— begin —

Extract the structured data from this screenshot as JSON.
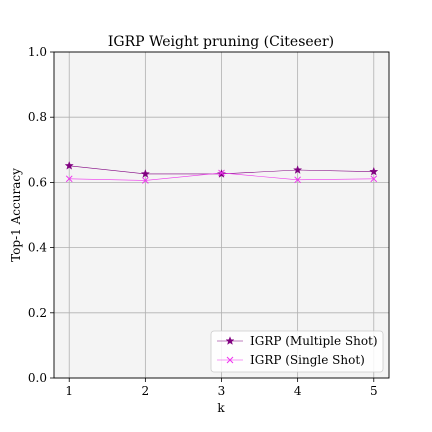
{
  "chart_data": {
    "type": "line",
    "title": "IGRP Weight pruning (Citeseer)",
    "xlabel": "k",
    "ylabel": "Top-1 Accuracy",
    "x": [
      1,
      2,
      3,
      4,
      5
    ],
    "xlim": [
      0.8,
      5.2
    ],
    "ylim": [
      0.0,
      1.0
    ],
    "xticks": [
      "1",
      "2",
      "3",
      "4",
      "5"
    ],
    "yticks": [
      "0.0",
      "0.2",
      "0.4",
      "0.6",
      "0.8",
      "1.0"
    ],
    "grid": true,
    "legend_position": "bottom-right",
    "plot_background": "#f4f4f4",
    "series": [
      {
        "name": "IGRP (Multiple Shot)",
        "values": [
          0.651,
          0.626,
          0.626,
          0.638,
          0.633
        ],
        "color": "#800080",
        "marker": "star"
      },
      {
        "name": "IGRP (Single Shot)",
        "values": [
          0.611,
          0.606,
          0.629,
          0.608,
          0.611
        ],
        "color": "#ee33ee",
        "marker": "x"
      }
    ]
  }
}
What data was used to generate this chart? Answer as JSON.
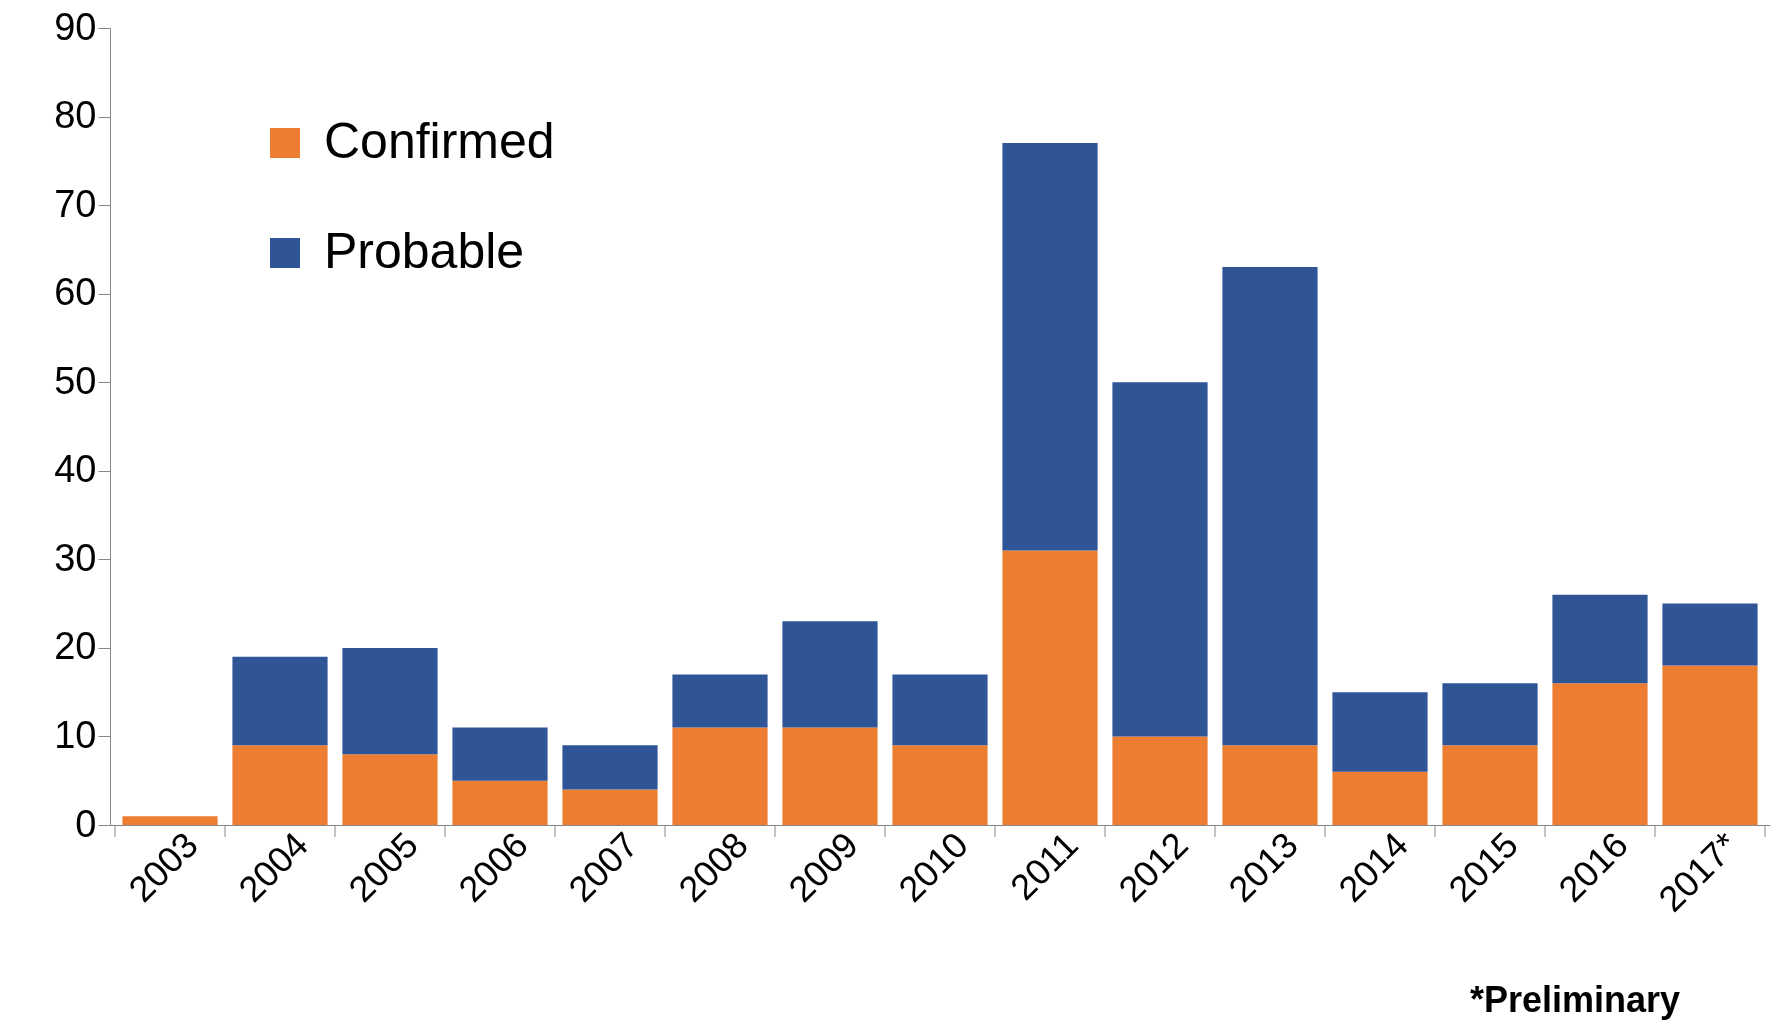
{
  "chart_data": {
    "type": "bar",
    "stacked": true,
    "categories": [
      "2003",
      "2004",
      "2005",
      "2006",
      "2007",
      "2008",
      "2009",
      "2010",
      "2011",
      "2012",
      "2013",
      "2014",
      "2015",
      "2016",
      "2017*"
    ],
    "series": [
      {
        "name": "Confirmed",
        "color": "#ed7d31",
        "values": [
          1,
          9,
          8,
          5,
          4,
          11,
          11,
          9,
          31,
          10,
          9,
          6,
          9,
          16,
          18
        ]
      },
      {
        "name": "Probable",
        "color": "#2f5597",
        "values": [
          0,
          10,
          12,
          6,
          5,
          6,
          12,
          8,
          46,
          40,
          54,
          9,
          7,
          10,
          7
        ]
      }
    ],
    "ylim": [
      0,
      90
    ],
    "yticks": [
      0,
      10,
      20,
      30,
      40,
      50,
      60,
      70,
      80,
      90
    ],
    "grid": false,
    "legend": "top left",
    "annotations": [
      "*Preliminary"
    ]
  }
}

— end —

◆ Task brief
In the records, locate each line holding the string "this" and copy it.

◆ Worked solution
Extract the structured data from this screenshot as JSON.
What data was used to generate this chart? Answer as JSON.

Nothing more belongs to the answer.